WHAT TO WORK ON. Reproduce every entry that follows word for word, but omit the images.

- - - -

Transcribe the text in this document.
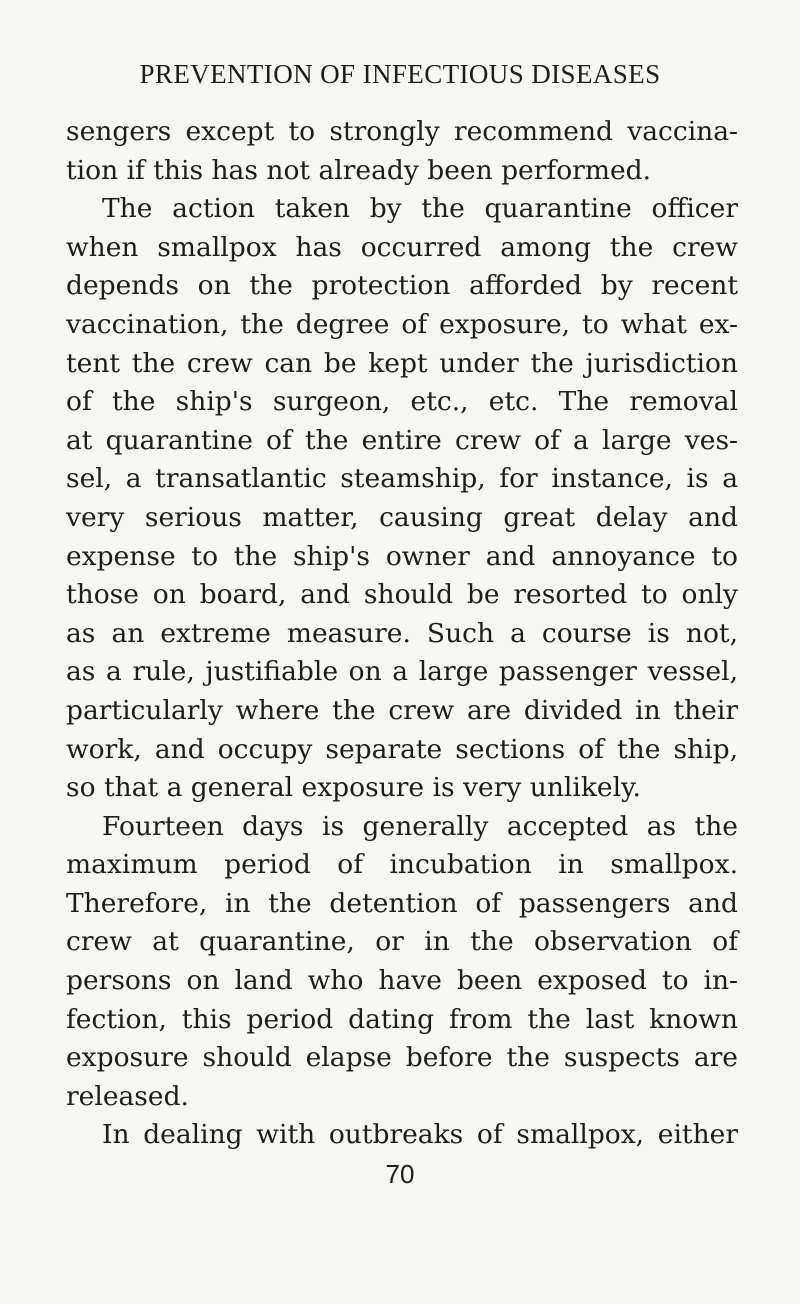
PREVENTION OF INFECTIOUS DISEASES
sengers except to strongly recommend vaccina-
tion if this has not already been performed.
The action taken by the quarantine officer
when smallpox has occurred among the crew
depends on the protection afforded by recent
vaccination, the degree of exposure, to what ex-
tent the crew can be kept under the jurisdiction
of the ship's surgeon, etc., etc. The removal
at quarantine of the entire crew of a large ves-
sel, a transatlantic steamship, for instance, is a
very serious matter, causing great delay and
expense to the ship's owner and annoyance to
those on board, and should be resorted to only
as an extreme measure. Such a course is not,
as a rule, justifiable on a large passenger vessel,
particularly where the crew are divided in their
work, and occupy separate sections of the ship,
so that a general exposure is very unlikely.
Fourteen days is generally accepted as the
maximum period of incubation in smallpox.
Therefore, in the detention of passengers and
crew at quarantine, or in the observation of
persons on land who have been exposed to in-
fection, this period dating from the last known
exposure should elapse before the suspects are
released.
In dealing with outbreaks of smallpox, either
70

- - - -

THE COMPLETED TASK.
Transcribe the text in this document.
PREVENTION OF INFECTIOUS DISEASES
sengers except to strongly recommend vaccina-
tion if this has not already been performed.
The action taken by the quarantine officer
when smallpox has occurred among the crew
depends on the protection afforded by recent
vaccination, the degree of exposure, to what ex-
tent the crew can be kept under the jurisdiction
of the ship's surgeon, etc., etc. The removal
at quarantine of the entire crew of a large ves-
sel, a transatlantic steamship, for instance, is a
very serious matter, causing great delay and
expense to the ship's owner and annoyance to
those on board, and should be resorted to only
as an extreme measure. Such a course is not,
as a rule, justifiable on a large passenger vessel,
particularly where the crew are divided in their
work, and occupy separate sections of the ship,
so that a general exposure is very unlikely.
Fourteen days is generally accepted as the
maximum period of incubation in smallpox.
Therefore, in the detention of passengers and
crew at quarantine, or in the observation of
persons on land who have been exposed to in-
fection, this period dating from the last known
exposure should elapse before the suspects are
released.
In dealing with outbreaks of smallpox, either
70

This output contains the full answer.